Challenge
Drop the pictures, then extract the listing word for word.

-.-.-

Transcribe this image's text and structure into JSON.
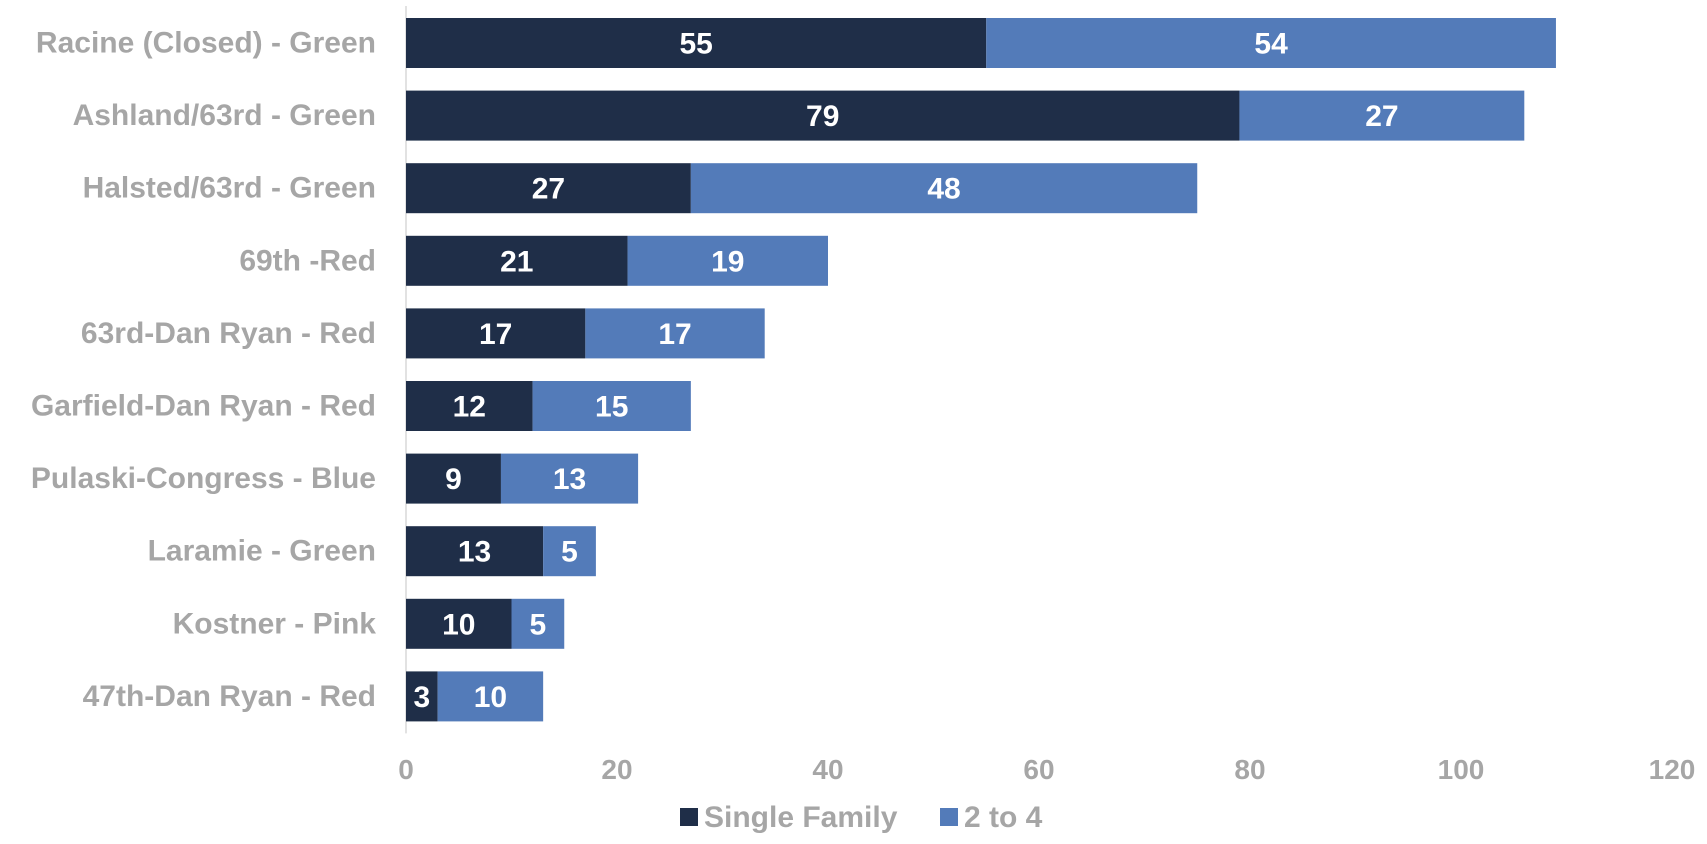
{
  "chart_data": {
    "type": "bar",
    "orientation": "horizontal",
    "stacked": true,
    "title": "",
    "xlabel": "",
    "ylabel": "",
    "categories": [
      "Racine (Closed) - Green",
      "Ashland/63rd - Green",
      "Halsted/63rd - Green",
      "69th -Red",
      "63rd-Dan Ryan - Red",
      "Garfield-Dan Ryan - Red",
      "Pulaski-Congress - Blue",
      "Laramie - Green",
      "Kostner - Pink",
      "47th-Dan Ryan - Red"
    ],
    "series": [
      {
        "name": "Single Family",
        "color": "#1f2e48",
        "values": [
          55,
          79,
          27,
          21,
          17,
          12,
          9,
          13,
          10,
          3
        ]
      },
      {
        "name": "2 to 4",
        "color": "#537bb9",
        "values": [
          54,
          27,
          48,
          19,
          17,
          15,
          13,
          5,
          5,
          10
        ]
      }
    ],
    "xlim": [
      0,
      120
    ],
    "xticks": [
      0,
      20,
      40,
      60,
      80,
      100,
      120
    ],
    "grid": false,
    "legend_position": "bottom"
  }
}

-.-.-

Response to this exercise
Transcribe this image's text and structure into JSON.
{
  "chart_data": {
    "type": "bar",
    "orientation": "horizontal",
    "stacked": true,
    "title": "",
    "xlabel": "",
    "ylabel": "",
    "categories": [
      "Racine (Closed) - Green",
      "Ashland/63rd - Green",
      "Halsted/63rd - Green",
      "69th -Red",
      "63rd-Dan Ryan - Red",
      "Garfield-Dan Ryan - Red",
      "Pulaski-Congress - Blue",
      "Laramie - Green",
      "Kostner - Pink",
      "47th-Dan Ryan - Red"
    ],
    "series": [
      {
        "name": "Single Family",
        "color": "#1f2e48",
        "values": [
          55,
          79,
          27,
          21,
          17,
          12,
          9,
          13,
          10,
          3
        ]
      },
      {
        "name": "2 to 4",
        "color": "#537bb9",
        "values": [
          54,
          27,
          48,
          19,
          17,
          15,
          13,
          5,
          5,
          10
        ]
      }
    ],
    "xlim": [
      0,
      120
    ],
    "xticks": [
      0,
      20,
      40,
      60,
      80,
      100,
      120
    ],
    "grid": false,
    "legend_position": "bottom"
  }
}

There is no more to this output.